#### DATA SUPPLIED

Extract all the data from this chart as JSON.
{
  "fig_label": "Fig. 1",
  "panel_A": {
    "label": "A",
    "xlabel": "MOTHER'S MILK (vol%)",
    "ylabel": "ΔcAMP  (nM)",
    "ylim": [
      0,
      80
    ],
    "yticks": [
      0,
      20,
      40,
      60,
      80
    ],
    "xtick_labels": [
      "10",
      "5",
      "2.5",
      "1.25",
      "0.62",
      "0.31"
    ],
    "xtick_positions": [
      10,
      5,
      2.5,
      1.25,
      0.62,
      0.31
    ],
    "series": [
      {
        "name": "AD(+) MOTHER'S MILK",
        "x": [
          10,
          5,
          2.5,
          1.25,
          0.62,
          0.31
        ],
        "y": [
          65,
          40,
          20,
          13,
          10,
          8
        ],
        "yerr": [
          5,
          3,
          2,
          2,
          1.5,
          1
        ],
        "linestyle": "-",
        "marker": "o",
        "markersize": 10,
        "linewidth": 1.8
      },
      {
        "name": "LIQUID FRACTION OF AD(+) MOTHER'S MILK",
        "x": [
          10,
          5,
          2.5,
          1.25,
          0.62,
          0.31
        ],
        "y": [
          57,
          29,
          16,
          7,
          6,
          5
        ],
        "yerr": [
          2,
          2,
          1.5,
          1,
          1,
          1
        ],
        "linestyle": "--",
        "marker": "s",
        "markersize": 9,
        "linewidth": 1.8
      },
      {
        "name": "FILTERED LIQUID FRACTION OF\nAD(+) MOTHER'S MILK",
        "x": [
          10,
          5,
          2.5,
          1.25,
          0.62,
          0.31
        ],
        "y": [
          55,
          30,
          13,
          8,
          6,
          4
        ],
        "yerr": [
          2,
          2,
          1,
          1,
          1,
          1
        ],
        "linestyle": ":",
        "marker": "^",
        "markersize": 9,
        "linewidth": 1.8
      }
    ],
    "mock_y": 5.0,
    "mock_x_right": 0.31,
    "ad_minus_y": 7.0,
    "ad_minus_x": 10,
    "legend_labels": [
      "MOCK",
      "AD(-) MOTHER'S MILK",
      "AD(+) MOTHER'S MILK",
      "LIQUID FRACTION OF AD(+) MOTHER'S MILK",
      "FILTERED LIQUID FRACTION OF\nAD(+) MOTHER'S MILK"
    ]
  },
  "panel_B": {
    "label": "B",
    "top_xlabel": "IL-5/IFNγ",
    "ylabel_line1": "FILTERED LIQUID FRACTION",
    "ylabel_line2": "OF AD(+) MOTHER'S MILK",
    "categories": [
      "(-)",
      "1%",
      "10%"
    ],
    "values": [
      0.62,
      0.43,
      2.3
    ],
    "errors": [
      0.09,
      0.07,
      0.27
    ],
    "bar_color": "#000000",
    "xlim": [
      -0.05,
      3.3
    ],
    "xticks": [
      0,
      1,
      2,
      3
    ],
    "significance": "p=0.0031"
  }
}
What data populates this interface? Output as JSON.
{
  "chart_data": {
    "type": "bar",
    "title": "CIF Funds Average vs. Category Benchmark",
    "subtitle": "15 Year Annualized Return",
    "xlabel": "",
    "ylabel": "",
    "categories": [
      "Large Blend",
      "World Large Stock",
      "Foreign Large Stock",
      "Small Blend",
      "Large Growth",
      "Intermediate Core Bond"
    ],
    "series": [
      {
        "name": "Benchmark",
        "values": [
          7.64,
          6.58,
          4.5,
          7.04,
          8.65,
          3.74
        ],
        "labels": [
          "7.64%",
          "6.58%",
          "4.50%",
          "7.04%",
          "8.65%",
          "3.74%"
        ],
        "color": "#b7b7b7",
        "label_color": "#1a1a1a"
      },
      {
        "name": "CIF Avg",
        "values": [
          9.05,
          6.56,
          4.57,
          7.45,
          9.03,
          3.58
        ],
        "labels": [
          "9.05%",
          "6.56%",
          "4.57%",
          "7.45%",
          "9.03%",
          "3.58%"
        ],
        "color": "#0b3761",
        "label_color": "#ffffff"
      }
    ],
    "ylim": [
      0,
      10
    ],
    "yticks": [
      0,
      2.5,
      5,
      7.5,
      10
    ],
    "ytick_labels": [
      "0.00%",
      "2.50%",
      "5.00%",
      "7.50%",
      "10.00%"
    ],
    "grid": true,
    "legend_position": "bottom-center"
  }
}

#### SHORT TASK
Show the lines from the data above that contain the string "FRACTION".

#### COMPLETE ANSWER
        "name": "LIQUID FRACTION OF AD(+) MOTHER'S MILK",
        "name": "FILTERED LIQUID FRACTION OF\nAD(+) MOTHER'S MILK",
      "LIQUID FRACTION OF AD(+) MOTHER'S MILK",
      "FILTERED LIQUID FRACTION OF\nAD(+) MOTHER'S MILK"
    "ylabel_line1": "FILTERED LIQUID FRACTION",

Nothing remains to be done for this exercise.